◆ WHAT IS REQUIRED ◆
Write out all the entries word for word, but skip any images.

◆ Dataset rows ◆
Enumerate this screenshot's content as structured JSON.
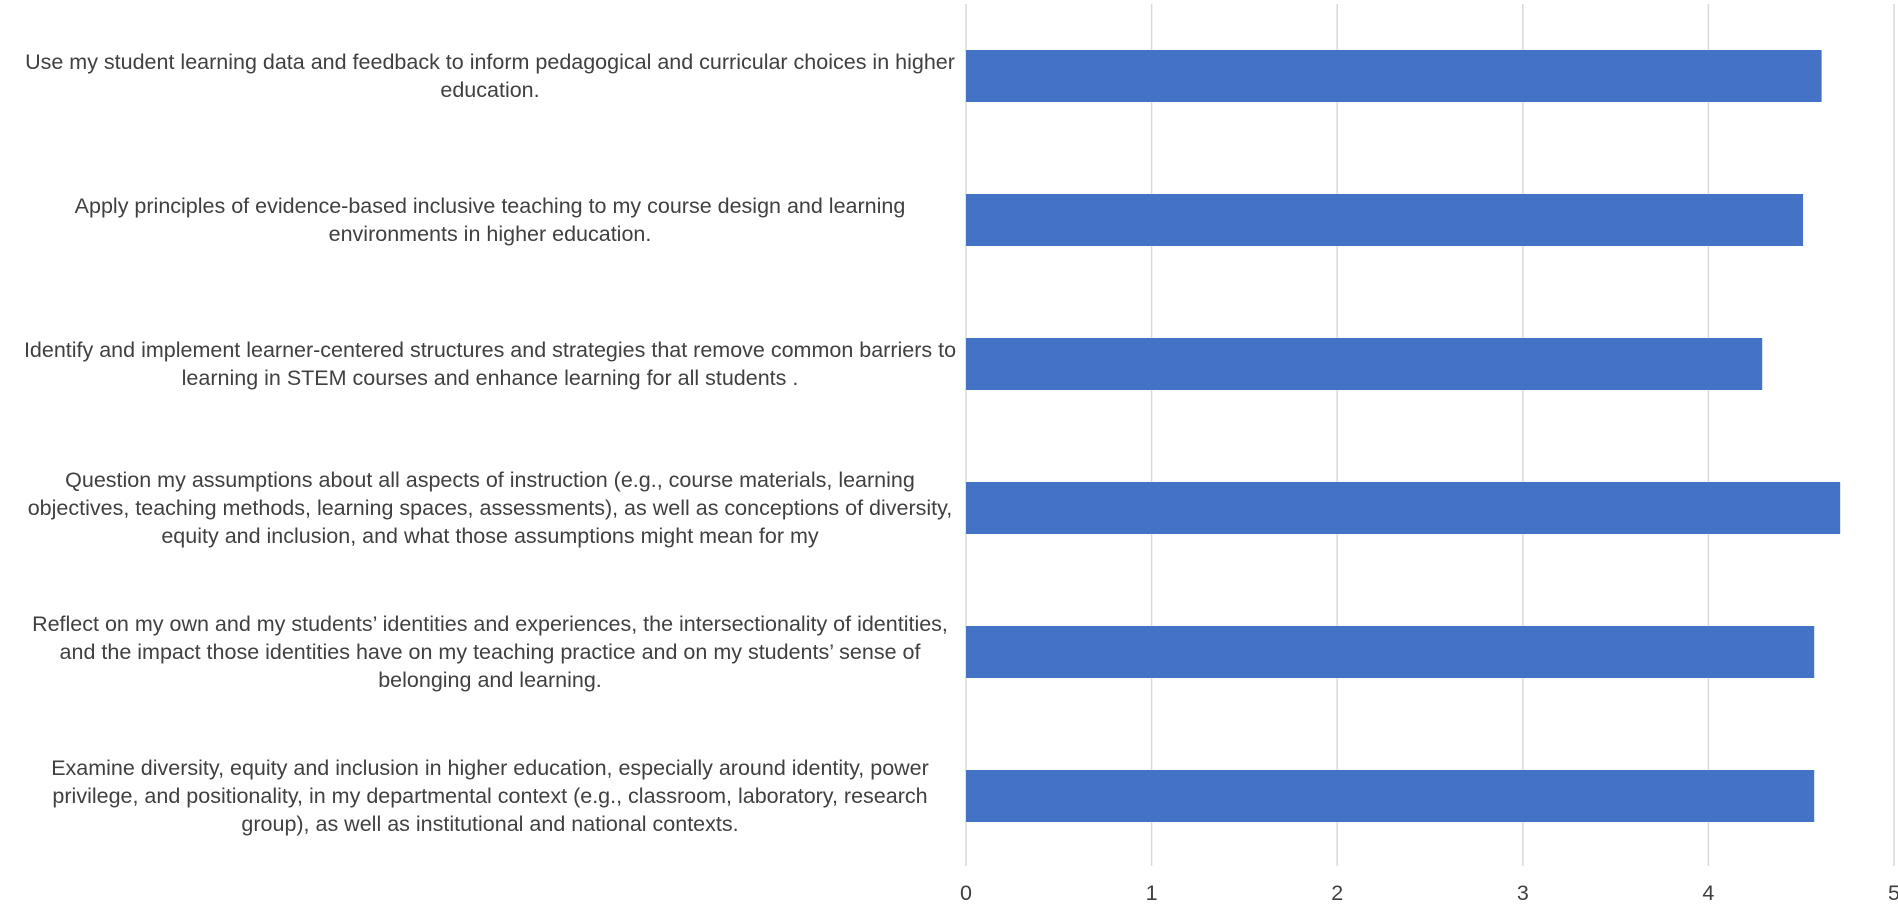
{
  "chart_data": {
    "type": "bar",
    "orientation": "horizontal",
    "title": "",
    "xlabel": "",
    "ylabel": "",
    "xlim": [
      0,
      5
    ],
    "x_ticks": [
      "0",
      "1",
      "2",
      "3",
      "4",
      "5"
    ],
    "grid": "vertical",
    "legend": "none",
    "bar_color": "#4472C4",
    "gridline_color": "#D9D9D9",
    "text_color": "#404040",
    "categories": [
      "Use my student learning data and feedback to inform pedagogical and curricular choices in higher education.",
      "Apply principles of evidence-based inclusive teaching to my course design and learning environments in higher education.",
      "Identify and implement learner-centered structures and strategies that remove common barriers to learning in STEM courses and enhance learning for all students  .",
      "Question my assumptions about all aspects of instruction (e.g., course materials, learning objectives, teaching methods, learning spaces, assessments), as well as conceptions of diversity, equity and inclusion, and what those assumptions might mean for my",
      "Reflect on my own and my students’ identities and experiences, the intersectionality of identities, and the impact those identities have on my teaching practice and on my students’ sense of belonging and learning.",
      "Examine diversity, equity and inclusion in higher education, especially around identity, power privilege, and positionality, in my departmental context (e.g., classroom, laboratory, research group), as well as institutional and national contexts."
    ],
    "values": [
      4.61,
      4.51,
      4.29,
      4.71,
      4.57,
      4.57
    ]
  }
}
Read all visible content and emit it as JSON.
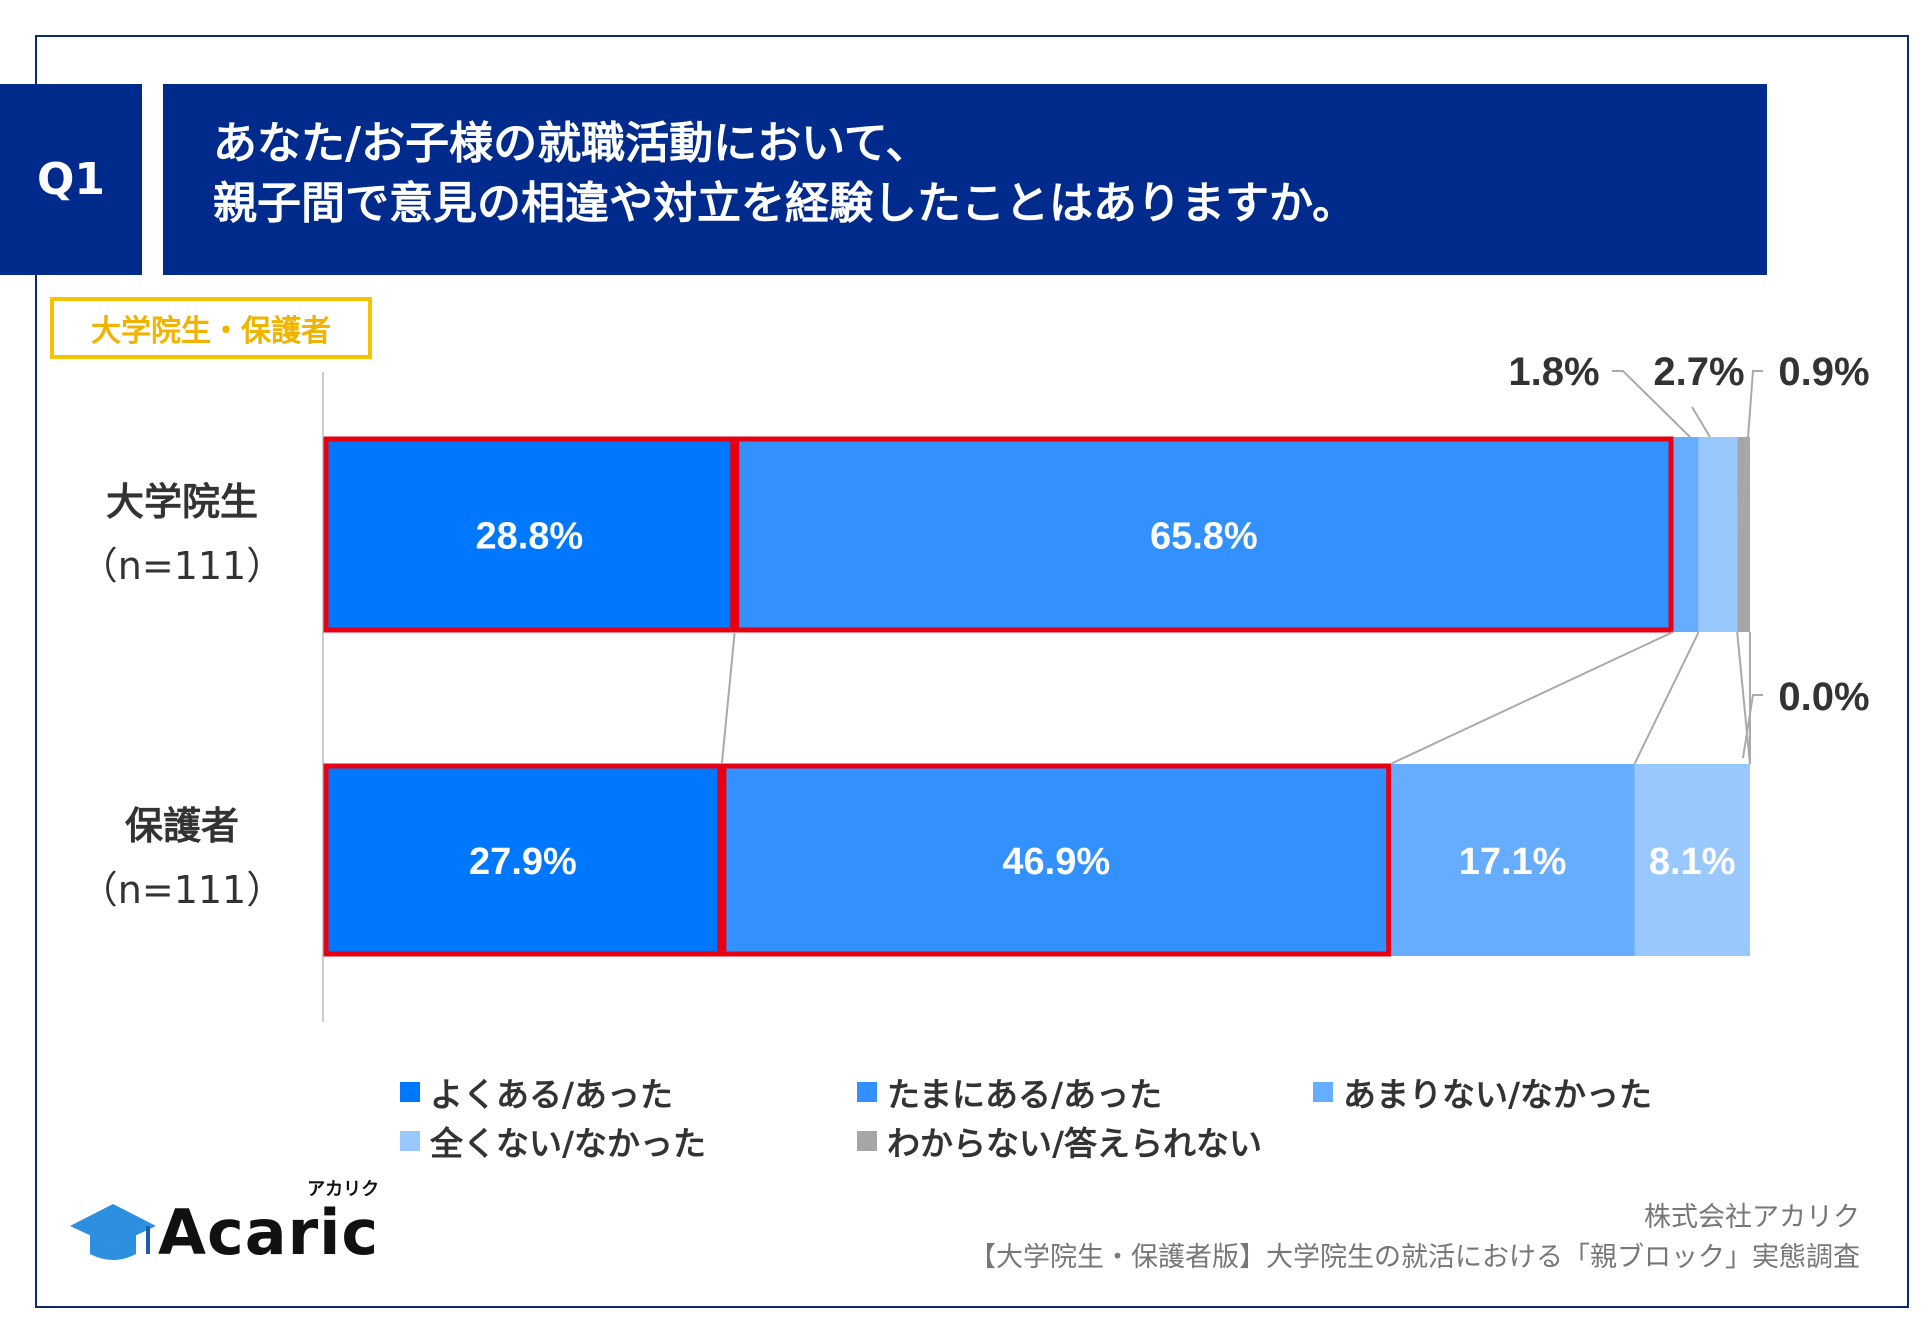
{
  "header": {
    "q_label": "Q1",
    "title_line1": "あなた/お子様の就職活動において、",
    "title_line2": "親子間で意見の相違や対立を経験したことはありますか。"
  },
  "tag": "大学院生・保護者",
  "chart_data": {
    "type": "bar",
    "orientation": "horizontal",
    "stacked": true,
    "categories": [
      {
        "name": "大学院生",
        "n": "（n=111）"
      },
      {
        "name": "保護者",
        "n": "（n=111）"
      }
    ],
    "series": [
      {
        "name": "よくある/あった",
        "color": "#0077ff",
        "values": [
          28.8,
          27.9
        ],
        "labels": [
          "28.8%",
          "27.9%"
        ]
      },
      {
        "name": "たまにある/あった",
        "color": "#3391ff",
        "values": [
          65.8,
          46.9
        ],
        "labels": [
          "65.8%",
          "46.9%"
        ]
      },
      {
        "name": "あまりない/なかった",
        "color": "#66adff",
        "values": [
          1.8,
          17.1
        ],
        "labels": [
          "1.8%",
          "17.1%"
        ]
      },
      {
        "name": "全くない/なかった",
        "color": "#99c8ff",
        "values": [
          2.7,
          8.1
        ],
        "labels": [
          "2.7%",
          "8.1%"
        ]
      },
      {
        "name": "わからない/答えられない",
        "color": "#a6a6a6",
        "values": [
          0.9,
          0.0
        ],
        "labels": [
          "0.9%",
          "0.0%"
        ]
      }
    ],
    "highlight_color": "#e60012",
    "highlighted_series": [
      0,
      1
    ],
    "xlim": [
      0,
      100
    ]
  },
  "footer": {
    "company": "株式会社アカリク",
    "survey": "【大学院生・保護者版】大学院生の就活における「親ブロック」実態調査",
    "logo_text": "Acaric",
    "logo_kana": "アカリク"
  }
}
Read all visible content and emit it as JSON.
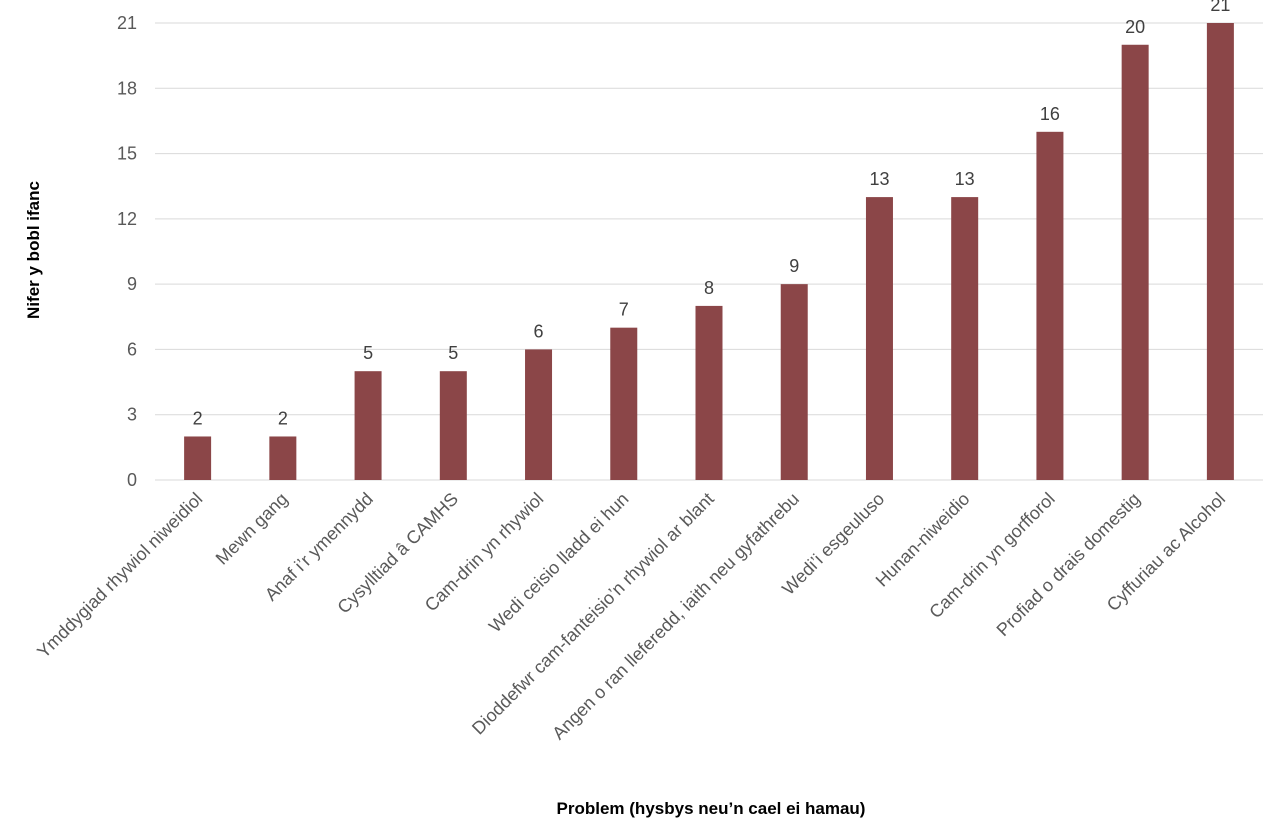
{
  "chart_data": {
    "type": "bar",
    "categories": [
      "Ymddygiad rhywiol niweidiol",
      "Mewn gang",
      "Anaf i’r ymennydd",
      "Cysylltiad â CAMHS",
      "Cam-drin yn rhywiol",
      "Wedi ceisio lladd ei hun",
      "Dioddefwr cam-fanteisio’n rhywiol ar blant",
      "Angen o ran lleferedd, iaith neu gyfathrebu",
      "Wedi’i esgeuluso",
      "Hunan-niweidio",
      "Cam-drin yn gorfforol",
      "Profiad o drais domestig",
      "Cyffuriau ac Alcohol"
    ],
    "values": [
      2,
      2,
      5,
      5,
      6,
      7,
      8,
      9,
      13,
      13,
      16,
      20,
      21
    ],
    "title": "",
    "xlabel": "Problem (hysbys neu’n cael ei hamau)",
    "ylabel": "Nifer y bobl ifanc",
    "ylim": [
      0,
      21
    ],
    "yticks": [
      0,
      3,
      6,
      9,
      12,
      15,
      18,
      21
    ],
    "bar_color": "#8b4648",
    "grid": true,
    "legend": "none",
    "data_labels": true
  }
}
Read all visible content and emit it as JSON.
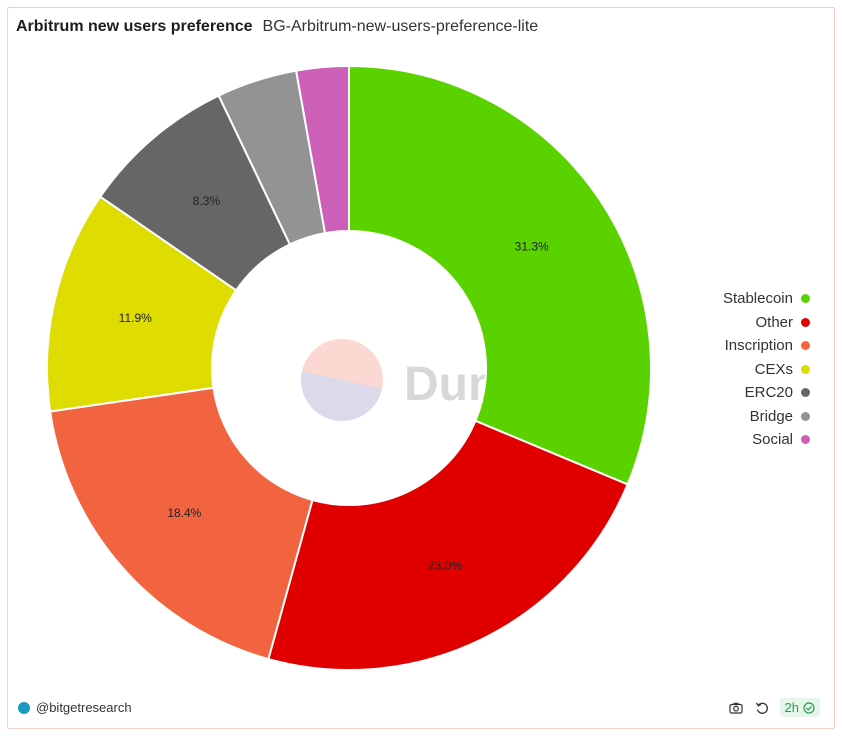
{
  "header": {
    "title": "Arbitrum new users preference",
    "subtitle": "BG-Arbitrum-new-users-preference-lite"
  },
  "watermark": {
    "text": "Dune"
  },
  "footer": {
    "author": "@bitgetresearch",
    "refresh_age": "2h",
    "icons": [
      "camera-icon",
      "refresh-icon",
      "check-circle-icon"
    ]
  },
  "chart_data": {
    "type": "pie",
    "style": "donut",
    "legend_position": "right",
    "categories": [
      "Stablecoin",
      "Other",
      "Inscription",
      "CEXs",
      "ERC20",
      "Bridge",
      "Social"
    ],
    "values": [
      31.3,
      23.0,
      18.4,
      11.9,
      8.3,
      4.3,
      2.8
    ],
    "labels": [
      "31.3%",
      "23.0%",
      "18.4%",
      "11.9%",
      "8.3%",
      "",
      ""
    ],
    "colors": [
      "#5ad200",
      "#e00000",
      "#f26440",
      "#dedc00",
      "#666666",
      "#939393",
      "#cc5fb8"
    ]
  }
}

◆ EXPECTED OUTPUT ◆
Enumerate this screenshot's content as structured JSON.
{
  "chart_data": {
    "type": "bar",
    "orientation": "horizontal",
    "title": "",
    "xlabel": "",
    "ylabel": "",
    "xlim": [
      0,
      5
    ],
    "x_ticks": [
      "0",
      "1",
      "2",
      "3",
      "4",
      "5"
    ],
    "grid": "vertical",
    "legend": "none",
    "bar_color": "#4472C4",
    "gridline_color": "#D9D9D9",
    "text_color": "#404040",
    "categories": [
      "Use my student learning data and feedback to inform pedagogical and curricular choices in higher education.",
      "Apply principles of evidence-based inclusive teaching to my course design and learning environments in higher education.",
      "Identify and implement learner-centered structures and strategies that remove common barriers to learning in STEM courses and enhance learning for all students  .",
      "Question my assumptions about all aspects of instruction (e.g., course materials, learning objectives, teaching methods, learning spaces, assessments), as well as conceptions of diversity, equity and inclusion, and what those assumptions might mean for my",
      "Reflect on my own and my students’ identities and experiences, the intersectionality of identities, and the impact those identities have on my teaching practice and on my students’ sense of belonging and learning.",
      "Examine diversity, equity and inclusion in higher education, especially around identity, power privilege, and positionality, in my departmental context (e.g., classroom, laboratory, research group), as well as institutional and national contexts."
    ],
    "values": [
      4.61,
      4.51,
      4.29,
      4.71,
      4.57,
      4.57
    ]
  }
}
Read all visible content and emit it as JSON.
{
  "header": {
    "q_label": "Q1",
    "title_line1": "あなた/お子様の就職活動において、",
    "title_line2": "親子間で意見の相違や対立を経験したことはありますか。"
  },
  "tag": "大学院生・保護者",
  "chart_data": {
    "type": "bar",
    "orientation": "horizontal",
    "stacked": true,
    "categories": [
      {
        "name": "大学院生",
        "n": "（n=111）"
      },
      {
        "name": "保護者",
        "n": "（n=111）"
      }
    ],
    "series": [
      {
        "name": "よくある/あった",
        "color": "#0077ff",
        "values": [
          28.8,
          27.9
        ],
        "labels": [
          "28.8%",
          "27.9%"
        ]
      },
      {
        "name": "たまにある/あった",
        "color": "#3391ff",
        "values": [
          65.8,
          46.9
        ],
        "labels": [
          "65.8%",
          "46.9%"
        ]
      },
      {
        "name": "あまりない/なかった",
        "color": "#66adff",
        "values": [
          1.8,
          17.1
        ],
        "labels": [
          "1.8%",
          "17.1%"
        ]
      },
      {
        "name": "全くない/なかった",
        "color": "#99c8ff",
        "values": [
          2.7,
          8.1
        ],
        "labels": [
          "2.7%",
          "8.1%"
        ]
      },
      {
        "name": "わからない/答えられない",
        "color": "#a6a6a6",
        "values": [
          0.9,
          0.0
        ],
        "labels": [
          "0.9%",
          "0.0%"
        ]
      }
    ],
    "highlight_color": "#e60012",
    "highlighted_series": [
      0,
      1
    ],
    "xlim": [
      0,
      100
    ]
  },
  "footer": {
    "company": "株式会社アカリク",
    "survey": "【大学院生・保護者版】大学院生の就活における「親ブロック」実態調査",
    "logo_text": "Acaric",
    "logo_kana": "アカリク"
  }
}
Read all visible content and emit it as JSON.
{
  "chart_data": {
    "type": "bar",
    "categories": [
      "Ymddygiad rhywiol niweidiol",
      "Mewn gang",
      "Anaf i’r ymennydd",
      "Cysylltiad â CAMHS",
      "Cam-drin yn rhywiol",
      "Wedi ceisio lladd ei hun",
      "Dioddefwr cam-fanteisio’n rhywiol ar blant",
      "Angen o ran lleferedd, iaith neu gyfathrebu",
      "Wedi’i esgeuluso",
      "Hunan-niweidio",
      "Cam-drin yn gorfforol",
      "Profiad o drais domestig",
      "Cyffuriau ac Alcohol"
    ],
    "values": [
      2,
      2,
      5,
      5,
      6,
      7,
      8,
      9,
      13,
      13,
      16,
      20,
      21
    ],
    "title": "",
    "xlabel": "Problem (hysbys neu’n cael ei hamau)",
    "ylabel": "Nifer y bobl ifanc",
    "ylim": [
      0,
      21
    ],
    "yticks": [
      0,
      3,
      6,
      9,
      12,
      15,
      18,
      21
    ],
    "bar_color": "#8b4648",
    "grid": true,
    "legend": "none",
    "data_labels": true
  }
}
Read all visible content and emit it as JSON.
{
  "header": {
    "title": "Arbitrum new users preference",
    "subtitle": "BG-Arbitrum-new-users-preference-lite"
  },
  "watermark": {
    "text": "Dune"
  },
  "footer": {
    "author": "@bitgetresearch",
    "refresh_age": "2h",
    "icons": [
      "camera-icon",
      "refresh-icon",
      "check-circle-icon"
    ]
  },
  "chart_data": {
    "type": "pie",
    "style": "donut",
    "legend_position": "right",
    "categories": [
      "Stablecoin",
      "Other",
      "Inscription",
      "CEXs",
      "ERC20",
      "Bridge",
      "Social"
    ],
    "values": [
      31.3,
      23.0,
      18.4,
      11.9,
      8.3,
      4.3,
      2.8
    ],
    "labels": [
      "31.3%",
      "23.0%",
      "18.4%",
      "11.9%",
      "8.3%",
      "",
      ""
    ],
    "colors": [
      "#5ad200",
      "#e00000",
      "#f26440",
      "#dedc00",
      "#666666",
      "#939393",
      "#cc5fb8"
    ]
  }
}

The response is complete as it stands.